• Isi Tugas
Bagaimana bunyi bagian teks tentang juraganisme dalam media antara "23 Juli 2021   20:55" dan "Bahkan, hingga kini.", termasuk kedua batas itu, jika diperbarui dengan mengganti "Sinar Harapan" menjadi "Suara Pembaruan"?

:: Teks Analisis ::

Mohon tunggu...
Norman Meoko
Norman Meoko Mohon Tunggu... Lainnya - Penulis

Menulis Tiada Akhir...

Selanjutnya

Tutup

Inovasi

Juraganisme dalam Media, Siapa Untung Siapa Buntung?

23 Juli 2021   20:55 Diperbarui: 23 Juli 2021   22:00 56
+
Laporkan Konten
Laporkan Akun
Kompasiana adalah platform blog. Konten ini menjadi tanggung jawab bloger dan tidak mewakili pandangan redaksi Kompas.
Lihat foto
Media. Sumber ilustrasi: PIXABAY/Free-photos

Saya bersyukur bisa bekerja sebagai jurnalis sebuah koran sore bernama Sinar Harapan. Saya bertemu dengan sosok tokoh pers yang menjadi musuh besar penguasa Orde Baru: Pak Harto! Namanya Aristides Katoppo. Kini beliau sudah berpulang ke rumah bapa di surga tetapi kenangan bersama almarhum begitu kental melekat dalam perjalanan karir jurnalistik saya. Bahkan, hingga kini.

Salah satu yang saya ingat. Ketika itu barus saja selepas deadline di Sinar Harapan. Matahari sudah tinggi. Saya kedatangan tamu luar biasa. Namanya Janet Steele, pengajar di Universitas George Washington. Saya diperkenalkan Aristides Katoppo. Suhu jurnalistik saya!  

Kami mengajak Janet Steele untuk naik ke ruangan Pak Tides di lantai lima. Peraih gelar Ph.D dari Universitas Johns Hopkins pada tahun 1985 itu berpenampilan sederhana. Mengenakan kemeja warna hitam dengan rok cream. Orangnya sangat ramah dan asik untuk diajak berdiskusi.

:::
:: Data yang Dikaji ::

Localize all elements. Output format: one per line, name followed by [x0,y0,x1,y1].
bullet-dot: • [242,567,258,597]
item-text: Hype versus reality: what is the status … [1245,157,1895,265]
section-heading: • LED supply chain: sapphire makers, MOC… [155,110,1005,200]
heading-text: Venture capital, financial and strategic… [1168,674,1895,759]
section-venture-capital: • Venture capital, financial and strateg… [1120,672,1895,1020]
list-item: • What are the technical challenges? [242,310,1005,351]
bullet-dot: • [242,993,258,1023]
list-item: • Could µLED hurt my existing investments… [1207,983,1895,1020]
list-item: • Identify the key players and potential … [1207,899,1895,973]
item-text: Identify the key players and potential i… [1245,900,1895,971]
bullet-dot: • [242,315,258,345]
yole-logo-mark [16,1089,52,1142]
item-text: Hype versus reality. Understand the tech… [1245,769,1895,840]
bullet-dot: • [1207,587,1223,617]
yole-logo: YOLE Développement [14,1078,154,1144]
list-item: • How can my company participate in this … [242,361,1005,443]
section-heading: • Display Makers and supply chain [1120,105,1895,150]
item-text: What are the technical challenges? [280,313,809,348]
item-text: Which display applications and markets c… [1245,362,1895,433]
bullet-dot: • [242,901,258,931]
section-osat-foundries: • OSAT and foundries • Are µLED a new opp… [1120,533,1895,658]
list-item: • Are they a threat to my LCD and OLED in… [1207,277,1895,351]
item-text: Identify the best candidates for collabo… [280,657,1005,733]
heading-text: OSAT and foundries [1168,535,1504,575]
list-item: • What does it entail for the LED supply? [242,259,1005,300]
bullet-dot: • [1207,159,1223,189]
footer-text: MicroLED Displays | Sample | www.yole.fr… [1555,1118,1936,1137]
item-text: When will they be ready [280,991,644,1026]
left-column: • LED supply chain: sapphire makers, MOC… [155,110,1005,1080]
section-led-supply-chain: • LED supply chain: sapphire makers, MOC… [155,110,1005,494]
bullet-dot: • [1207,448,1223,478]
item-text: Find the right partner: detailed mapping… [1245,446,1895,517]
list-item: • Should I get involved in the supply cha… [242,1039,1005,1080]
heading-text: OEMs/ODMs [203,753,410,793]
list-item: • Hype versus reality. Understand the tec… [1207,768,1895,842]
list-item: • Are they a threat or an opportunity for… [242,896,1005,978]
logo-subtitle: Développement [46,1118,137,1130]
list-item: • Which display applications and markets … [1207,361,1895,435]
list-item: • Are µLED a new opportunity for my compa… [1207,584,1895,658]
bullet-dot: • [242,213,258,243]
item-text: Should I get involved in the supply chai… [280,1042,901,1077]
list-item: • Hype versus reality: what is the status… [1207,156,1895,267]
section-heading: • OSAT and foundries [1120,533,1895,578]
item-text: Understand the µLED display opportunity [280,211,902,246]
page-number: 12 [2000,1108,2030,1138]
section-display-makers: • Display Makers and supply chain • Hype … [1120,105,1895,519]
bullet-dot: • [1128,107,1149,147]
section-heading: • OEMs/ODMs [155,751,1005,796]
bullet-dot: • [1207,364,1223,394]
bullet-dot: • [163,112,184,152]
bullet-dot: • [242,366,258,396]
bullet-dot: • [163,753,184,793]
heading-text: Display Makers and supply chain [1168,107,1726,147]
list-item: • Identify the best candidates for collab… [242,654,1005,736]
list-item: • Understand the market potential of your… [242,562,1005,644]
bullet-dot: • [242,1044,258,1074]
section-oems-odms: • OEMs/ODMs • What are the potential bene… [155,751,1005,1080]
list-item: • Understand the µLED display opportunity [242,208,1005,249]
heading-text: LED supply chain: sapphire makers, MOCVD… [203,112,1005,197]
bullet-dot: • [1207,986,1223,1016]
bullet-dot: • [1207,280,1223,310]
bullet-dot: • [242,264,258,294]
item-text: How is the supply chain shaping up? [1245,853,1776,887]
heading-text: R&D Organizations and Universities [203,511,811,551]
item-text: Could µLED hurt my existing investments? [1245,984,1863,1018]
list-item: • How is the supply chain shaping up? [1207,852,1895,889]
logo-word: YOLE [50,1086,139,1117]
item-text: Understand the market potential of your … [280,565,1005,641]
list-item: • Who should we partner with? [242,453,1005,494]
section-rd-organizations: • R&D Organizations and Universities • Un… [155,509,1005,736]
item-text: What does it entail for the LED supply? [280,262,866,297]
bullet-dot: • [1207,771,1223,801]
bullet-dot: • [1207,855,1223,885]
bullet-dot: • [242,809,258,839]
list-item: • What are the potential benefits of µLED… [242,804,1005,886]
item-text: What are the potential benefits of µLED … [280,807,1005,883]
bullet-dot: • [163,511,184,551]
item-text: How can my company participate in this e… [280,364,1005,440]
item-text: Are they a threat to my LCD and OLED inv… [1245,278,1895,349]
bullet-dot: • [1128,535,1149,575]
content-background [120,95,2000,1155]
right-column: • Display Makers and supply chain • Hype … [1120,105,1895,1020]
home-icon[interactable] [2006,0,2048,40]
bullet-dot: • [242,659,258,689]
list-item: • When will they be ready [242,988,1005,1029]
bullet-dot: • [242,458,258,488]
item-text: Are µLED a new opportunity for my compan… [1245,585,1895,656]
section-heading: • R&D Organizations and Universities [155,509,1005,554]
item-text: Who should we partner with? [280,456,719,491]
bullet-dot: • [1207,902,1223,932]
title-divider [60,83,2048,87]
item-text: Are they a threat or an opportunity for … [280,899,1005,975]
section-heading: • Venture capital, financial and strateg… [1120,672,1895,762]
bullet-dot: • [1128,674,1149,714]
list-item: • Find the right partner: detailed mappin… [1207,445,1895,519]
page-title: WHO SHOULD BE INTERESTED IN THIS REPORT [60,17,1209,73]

:::

• Jawaban Tugas
23 Juli 2021   20:55 Diperbarui: 23 Juli 2021   22:00 56
+
Laporkan Konten
Laporkan Akun
Kompasiana adalah platform blog. Konten ini menjadi tanggung jawab bloger dan tidak mewakili pandangan redaksi Kompas.
Lihat foto
Media. Sumber ilustrasi: PIXABAY/Free-photos

Saya bersyukur bisa bekerja sebagai jurnalis sebuah koran sore bernama Suara Pembaruan. Saya bertemu dengan sosok tokoh pers yang menjadi musuh besar penguasa Orde Baru: Pak Harto! Namanya Aristides Katoppo. Kini beliau sudah berpulang ke rumah bapa di surga tetapi kenangan bersama almarhum begitu kental melekat dalam perjalanan karir jurnalistik saya. Bahkan, hingga kini.